◆ Records from a dataset ◆
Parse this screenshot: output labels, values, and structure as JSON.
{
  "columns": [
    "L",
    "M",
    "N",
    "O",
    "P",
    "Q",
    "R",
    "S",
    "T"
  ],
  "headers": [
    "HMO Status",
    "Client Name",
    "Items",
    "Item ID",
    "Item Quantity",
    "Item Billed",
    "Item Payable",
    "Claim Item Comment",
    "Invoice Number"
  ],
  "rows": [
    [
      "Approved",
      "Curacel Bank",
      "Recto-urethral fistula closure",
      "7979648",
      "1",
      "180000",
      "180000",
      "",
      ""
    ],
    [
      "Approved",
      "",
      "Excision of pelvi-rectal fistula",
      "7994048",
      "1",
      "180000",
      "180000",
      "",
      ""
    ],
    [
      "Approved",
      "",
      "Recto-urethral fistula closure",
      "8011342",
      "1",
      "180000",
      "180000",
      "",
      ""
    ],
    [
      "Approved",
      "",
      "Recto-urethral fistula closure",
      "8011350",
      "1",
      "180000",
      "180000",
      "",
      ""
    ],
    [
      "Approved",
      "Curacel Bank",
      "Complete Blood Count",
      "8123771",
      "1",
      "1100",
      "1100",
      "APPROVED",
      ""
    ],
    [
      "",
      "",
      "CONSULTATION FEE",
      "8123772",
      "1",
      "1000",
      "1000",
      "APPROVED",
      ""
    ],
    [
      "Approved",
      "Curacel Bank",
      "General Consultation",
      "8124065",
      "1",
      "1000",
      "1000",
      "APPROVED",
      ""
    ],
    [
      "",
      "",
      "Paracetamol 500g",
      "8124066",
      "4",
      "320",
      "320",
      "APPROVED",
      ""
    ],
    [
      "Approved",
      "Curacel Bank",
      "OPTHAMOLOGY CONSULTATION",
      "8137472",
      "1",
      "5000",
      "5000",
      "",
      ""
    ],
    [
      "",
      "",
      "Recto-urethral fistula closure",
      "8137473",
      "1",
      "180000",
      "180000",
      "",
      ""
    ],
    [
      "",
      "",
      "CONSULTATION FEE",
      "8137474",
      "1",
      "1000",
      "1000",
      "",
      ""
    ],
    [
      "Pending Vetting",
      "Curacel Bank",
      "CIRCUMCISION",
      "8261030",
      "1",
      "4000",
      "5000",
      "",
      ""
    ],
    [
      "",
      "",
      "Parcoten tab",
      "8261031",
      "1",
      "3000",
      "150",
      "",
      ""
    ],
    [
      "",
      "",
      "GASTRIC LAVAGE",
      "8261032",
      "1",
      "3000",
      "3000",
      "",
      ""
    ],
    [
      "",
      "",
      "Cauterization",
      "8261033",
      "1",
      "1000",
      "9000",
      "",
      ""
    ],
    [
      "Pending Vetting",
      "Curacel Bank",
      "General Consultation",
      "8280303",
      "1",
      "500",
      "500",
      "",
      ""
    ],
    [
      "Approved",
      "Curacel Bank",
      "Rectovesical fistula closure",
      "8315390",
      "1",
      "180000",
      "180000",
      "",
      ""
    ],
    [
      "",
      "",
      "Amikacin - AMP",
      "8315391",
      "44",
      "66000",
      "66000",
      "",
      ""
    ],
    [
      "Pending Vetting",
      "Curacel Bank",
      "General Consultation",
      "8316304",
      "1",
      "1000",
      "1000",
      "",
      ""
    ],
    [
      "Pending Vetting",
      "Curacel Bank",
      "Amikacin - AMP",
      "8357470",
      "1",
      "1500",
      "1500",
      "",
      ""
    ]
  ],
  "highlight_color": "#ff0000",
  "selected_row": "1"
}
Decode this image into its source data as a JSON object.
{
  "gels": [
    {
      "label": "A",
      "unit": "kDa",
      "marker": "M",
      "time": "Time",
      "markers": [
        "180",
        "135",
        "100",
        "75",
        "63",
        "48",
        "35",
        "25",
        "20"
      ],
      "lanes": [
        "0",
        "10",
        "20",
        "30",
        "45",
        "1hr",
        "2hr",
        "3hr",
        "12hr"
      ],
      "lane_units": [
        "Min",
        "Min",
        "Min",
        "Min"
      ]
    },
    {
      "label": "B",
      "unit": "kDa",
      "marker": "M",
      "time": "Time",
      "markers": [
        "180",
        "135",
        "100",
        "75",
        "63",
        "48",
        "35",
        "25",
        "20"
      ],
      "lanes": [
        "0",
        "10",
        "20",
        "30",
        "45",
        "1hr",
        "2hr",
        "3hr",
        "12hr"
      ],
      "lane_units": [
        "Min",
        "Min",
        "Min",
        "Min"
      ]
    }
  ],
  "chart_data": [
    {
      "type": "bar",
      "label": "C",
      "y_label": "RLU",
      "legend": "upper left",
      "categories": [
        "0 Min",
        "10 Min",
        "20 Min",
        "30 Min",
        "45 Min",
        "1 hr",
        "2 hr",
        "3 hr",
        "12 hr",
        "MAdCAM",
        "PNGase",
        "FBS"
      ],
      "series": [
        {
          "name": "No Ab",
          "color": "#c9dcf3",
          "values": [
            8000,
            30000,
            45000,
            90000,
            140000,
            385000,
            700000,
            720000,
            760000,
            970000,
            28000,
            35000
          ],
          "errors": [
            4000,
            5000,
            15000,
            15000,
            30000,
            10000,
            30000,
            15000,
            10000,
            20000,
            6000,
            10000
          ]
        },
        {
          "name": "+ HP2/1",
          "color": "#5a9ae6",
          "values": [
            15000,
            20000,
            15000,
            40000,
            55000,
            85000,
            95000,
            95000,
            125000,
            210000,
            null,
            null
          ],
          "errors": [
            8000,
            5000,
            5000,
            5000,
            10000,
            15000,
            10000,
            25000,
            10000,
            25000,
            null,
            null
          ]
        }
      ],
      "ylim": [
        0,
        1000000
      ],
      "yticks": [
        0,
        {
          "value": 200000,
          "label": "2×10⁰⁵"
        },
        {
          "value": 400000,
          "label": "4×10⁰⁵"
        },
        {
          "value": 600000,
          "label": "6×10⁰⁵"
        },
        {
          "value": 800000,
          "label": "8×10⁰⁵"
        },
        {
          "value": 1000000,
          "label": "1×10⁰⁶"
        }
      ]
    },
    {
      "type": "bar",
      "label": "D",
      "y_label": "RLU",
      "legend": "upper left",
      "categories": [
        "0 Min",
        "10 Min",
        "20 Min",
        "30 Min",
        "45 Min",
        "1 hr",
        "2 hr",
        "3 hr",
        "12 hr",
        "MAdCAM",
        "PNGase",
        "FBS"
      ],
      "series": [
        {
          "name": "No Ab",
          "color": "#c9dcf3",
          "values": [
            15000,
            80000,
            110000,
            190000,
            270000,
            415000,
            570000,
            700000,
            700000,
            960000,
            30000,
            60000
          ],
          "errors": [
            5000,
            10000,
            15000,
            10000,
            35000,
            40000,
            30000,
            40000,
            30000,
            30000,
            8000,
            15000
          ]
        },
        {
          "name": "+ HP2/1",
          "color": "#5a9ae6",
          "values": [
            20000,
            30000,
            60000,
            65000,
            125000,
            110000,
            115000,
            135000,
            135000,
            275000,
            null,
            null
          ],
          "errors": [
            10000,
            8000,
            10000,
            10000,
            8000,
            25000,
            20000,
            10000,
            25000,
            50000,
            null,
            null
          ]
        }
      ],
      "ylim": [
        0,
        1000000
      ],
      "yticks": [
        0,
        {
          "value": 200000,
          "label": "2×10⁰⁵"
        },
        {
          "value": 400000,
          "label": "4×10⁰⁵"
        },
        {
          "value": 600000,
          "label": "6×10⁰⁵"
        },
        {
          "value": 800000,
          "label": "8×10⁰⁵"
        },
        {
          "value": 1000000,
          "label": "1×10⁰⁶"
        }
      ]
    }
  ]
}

◆ Stated goal ◆
Search the lines for "this". Copy each line that has it.

◆ Full output ◆
Parse this screenshot: output labels, values, and structure as JSON.
Decode this image into its source data as a JSON object.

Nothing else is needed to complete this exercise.